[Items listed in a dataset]
* Start *

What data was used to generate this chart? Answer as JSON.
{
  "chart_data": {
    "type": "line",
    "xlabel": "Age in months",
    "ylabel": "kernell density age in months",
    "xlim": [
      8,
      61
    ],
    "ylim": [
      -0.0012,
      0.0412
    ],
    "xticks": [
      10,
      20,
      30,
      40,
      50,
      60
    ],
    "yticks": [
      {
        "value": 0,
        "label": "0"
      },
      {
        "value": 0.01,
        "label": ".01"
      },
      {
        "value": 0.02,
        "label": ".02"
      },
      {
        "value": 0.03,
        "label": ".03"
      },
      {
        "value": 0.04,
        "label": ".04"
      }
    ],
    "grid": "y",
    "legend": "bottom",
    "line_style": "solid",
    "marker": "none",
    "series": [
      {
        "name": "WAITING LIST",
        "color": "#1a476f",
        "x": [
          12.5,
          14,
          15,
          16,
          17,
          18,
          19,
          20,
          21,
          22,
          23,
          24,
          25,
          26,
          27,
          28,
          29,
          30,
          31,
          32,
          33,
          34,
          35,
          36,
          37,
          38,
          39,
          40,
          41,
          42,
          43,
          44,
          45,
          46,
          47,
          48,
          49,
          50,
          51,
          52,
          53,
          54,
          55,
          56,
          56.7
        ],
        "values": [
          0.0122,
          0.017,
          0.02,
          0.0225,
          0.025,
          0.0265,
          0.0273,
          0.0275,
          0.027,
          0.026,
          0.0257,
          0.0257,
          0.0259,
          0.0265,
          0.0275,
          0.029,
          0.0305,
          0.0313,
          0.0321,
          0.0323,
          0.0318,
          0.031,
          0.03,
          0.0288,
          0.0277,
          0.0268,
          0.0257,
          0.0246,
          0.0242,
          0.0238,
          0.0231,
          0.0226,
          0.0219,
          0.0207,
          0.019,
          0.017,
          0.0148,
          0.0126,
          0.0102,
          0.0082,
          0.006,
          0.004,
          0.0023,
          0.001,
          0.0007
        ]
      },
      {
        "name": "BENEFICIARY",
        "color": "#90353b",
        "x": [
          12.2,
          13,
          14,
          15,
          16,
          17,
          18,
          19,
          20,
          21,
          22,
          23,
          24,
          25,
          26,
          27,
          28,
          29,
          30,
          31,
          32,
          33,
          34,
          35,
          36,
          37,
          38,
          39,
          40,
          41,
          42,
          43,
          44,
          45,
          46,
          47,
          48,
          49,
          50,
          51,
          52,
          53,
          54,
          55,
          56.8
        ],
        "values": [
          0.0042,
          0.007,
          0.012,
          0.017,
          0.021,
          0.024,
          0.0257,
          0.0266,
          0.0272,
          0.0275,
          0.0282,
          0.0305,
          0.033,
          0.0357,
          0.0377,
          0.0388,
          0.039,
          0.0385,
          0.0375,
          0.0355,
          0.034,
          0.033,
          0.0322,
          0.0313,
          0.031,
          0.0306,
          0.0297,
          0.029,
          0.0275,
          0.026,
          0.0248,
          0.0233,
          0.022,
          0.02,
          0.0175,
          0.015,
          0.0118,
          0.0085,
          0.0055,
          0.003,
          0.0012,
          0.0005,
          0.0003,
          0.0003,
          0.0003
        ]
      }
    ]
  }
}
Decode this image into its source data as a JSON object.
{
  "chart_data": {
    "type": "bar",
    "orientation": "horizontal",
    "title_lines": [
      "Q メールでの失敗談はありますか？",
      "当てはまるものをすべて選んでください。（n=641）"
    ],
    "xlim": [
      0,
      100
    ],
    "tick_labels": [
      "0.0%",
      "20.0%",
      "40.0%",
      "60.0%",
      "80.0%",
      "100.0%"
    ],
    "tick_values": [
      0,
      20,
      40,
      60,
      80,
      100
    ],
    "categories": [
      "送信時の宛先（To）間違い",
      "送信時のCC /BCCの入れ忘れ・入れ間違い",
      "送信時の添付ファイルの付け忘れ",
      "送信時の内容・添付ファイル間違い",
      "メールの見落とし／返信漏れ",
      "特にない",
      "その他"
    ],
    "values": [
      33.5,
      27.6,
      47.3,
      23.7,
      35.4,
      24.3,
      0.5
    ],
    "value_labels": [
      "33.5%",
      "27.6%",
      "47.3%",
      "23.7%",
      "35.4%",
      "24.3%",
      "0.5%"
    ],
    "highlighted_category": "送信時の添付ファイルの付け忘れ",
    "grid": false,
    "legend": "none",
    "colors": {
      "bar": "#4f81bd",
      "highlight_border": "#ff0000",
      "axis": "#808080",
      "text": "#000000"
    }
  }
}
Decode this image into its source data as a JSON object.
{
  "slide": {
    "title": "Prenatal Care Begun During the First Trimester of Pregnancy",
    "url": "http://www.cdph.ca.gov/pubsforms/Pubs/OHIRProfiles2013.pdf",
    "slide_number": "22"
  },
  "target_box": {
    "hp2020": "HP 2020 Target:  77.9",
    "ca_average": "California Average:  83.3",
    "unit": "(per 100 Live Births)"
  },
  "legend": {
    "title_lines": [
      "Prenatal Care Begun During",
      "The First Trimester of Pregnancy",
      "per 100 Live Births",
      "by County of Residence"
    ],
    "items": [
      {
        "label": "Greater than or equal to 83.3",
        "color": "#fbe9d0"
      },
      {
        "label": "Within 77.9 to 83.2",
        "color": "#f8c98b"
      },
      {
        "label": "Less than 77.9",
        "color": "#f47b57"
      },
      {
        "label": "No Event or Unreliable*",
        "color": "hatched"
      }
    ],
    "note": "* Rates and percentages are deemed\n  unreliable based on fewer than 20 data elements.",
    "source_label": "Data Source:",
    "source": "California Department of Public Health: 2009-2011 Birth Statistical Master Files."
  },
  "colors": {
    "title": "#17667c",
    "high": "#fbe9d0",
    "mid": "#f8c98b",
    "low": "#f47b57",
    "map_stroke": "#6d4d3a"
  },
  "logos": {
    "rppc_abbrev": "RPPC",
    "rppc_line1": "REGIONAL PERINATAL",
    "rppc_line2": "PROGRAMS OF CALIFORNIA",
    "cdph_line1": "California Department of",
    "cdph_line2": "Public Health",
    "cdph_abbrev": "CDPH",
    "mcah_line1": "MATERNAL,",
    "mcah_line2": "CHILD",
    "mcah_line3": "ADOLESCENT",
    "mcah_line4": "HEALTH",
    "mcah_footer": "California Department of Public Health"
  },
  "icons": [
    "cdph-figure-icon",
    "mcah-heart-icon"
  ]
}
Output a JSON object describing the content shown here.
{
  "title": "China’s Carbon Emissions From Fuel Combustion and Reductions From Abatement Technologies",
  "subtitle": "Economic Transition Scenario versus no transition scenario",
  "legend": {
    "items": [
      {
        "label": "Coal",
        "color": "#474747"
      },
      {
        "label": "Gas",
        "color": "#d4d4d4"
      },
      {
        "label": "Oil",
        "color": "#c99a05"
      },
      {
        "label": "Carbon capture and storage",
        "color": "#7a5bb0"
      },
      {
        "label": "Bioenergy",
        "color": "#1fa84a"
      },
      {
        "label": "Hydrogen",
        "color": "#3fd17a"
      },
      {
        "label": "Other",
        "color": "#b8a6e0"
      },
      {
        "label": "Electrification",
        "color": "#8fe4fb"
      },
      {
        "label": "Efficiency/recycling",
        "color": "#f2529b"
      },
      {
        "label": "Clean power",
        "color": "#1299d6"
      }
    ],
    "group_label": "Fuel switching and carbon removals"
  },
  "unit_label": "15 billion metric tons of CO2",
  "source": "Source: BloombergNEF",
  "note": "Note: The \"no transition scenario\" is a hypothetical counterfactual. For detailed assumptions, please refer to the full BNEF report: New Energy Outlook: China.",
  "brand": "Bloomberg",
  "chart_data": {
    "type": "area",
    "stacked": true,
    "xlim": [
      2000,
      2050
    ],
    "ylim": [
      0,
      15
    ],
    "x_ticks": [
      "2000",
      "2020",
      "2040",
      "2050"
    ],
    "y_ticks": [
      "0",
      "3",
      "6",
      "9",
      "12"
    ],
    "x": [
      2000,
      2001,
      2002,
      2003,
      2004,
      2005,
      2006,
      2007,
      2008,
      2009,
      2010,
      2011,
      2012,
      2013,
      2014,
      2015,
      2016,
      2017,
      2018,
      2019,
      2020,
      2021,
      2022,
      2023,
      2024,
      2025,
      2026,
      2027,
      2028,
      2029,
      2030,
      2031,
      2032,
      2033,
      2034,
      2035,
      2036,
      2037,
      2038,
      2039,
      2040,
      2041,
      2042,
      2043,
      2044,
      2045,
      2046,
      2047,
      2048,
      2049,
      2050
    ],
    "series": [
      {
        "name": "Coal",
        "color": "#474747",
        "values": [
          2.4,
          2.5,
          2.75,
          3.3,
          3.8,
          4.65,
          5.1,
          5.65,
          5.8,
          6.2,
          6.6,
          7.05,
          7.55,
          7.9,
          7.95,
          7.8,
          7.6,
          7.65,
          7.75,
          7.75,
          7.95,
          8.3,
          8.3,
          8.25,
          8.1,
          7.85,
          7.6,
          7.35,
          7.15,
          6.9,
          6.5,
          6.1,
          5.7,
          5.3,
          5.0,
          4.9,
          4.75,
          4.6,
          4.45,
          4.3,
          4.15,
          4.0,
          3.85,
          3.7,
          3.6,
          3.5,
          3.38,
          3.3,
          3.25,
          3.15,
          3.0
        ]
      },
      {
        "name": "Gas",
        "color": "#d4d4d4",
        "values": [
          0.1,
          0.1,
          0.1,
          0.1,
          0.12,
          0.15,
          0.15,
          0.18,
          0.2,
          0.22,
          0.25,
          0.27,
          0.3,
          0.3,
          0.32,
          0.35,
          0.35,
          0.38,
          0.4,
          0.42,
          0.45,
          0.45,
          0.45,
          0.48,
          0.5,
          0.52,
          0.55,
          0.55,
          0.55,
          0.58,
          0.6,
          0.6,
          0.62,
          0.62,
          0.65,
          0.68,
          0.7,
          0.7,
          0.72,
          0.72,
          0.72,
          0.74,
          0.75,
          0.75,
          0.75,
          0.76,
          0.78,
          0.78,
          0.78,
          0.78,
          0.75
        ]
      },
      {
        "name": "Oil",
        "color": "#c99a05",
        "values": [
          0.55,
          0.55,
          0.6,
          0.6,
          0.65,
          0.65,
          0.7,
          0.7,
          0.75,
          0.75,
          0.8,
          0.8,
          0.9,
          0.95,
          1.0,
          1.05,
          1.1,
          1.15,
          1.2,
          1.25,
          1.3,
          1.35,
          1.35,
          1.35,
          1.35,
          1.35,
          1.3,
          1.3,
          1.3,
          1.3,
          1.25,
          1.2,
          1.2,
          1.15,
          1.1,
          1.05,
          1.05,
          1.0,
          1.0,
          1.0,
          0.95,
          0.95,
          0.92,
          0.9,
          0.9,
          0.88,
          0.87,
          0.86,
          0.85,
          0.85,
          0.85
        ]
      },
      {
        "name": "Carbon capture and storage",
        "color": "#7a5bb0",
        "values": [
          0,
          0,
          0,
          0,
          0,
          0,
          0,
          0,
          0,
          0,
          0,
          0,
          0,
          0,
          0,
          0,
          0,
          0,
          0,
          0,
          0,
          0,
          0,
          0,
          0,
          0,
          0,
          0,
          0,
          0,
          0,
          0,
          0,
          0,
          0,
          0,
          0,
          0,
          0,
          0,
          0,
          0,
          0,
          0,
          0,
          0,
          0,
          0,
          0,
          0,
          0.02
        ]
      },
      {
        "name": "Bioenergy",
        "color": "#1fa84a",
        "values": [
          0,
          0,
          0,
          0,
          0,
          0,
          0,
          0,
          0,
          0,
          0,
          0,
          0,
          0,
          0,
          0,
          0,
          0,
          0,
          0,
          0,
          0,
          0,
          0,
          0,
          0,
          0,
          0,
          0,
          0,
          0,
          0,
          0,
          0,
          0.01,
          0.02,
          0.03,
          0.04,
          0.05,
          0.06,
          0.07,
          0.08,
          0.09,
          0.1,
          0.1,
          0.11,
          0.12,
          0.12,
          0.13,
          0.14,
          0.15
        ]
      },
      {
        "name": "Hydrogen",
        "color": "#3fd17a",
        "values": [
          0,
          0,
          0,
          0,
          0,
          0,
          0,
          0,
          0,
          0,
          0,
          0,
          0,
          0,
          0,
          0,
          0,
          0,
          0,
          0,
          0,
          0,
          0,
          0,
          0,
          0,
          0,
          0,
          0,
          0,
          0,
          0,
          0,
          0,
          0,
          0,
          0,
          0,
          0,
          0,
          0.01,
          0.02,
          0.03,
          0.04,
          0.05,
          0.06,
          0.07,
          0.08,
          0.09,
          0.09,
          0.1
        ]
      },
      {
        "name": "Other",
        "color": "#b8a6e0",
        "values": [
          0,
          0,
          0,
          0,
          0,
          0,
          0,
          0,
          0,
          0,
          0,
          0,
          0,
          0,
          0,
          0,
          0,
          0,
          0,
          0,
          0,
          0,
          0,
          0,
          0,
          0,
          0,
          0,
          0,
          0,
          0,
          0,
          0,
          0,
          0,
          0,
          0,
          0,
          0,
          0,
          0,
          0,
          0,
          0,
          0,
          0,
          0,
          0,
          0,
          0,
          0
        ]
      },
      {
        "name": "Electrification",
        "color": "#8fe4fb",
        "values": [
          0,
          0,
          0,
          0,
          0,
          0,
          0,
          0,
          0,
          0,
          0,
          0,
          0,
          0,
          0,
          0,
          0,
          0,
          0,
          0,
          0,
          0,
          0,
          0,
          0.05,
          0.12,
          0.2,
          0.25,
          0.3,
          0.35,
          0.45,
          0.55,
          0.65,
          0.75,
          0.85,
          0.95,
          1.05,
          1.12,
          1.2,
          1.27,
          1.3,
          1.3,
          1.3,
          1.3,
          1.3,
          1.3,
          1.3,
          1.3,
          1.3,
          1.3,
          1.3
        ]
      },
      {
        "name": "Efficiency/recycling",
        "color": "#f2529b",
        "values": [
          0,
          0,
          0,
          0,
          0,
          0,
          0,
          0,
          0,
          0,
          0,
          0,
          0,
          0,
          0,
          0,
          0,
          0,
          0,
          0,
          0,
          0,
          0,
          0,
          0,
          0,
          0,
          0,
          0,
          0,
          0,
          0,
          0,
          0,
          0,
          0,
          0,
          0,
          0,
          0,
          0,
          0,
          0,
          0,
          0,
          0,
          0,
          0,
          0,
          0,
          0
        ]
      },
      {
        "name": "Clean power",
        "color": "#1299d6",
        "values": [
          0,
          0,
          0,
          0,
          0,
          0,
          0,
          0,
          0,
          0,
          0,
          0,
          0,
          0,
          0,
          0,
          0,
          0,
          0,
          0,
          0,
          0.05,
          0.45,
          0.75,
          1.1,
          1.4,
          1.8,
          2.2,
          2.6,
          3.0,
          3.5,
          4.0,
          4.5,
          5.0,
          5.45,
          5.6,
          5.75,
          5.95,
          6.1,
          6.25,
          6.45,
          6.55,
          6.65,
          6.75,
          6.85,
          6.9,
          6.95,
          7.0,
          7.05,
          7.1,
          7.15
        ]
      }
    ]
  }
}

* End *

What the task asks | Looking at the data above, how many lines hold the word "recycling"? Respond with the number alone.

Answer to the problem | 2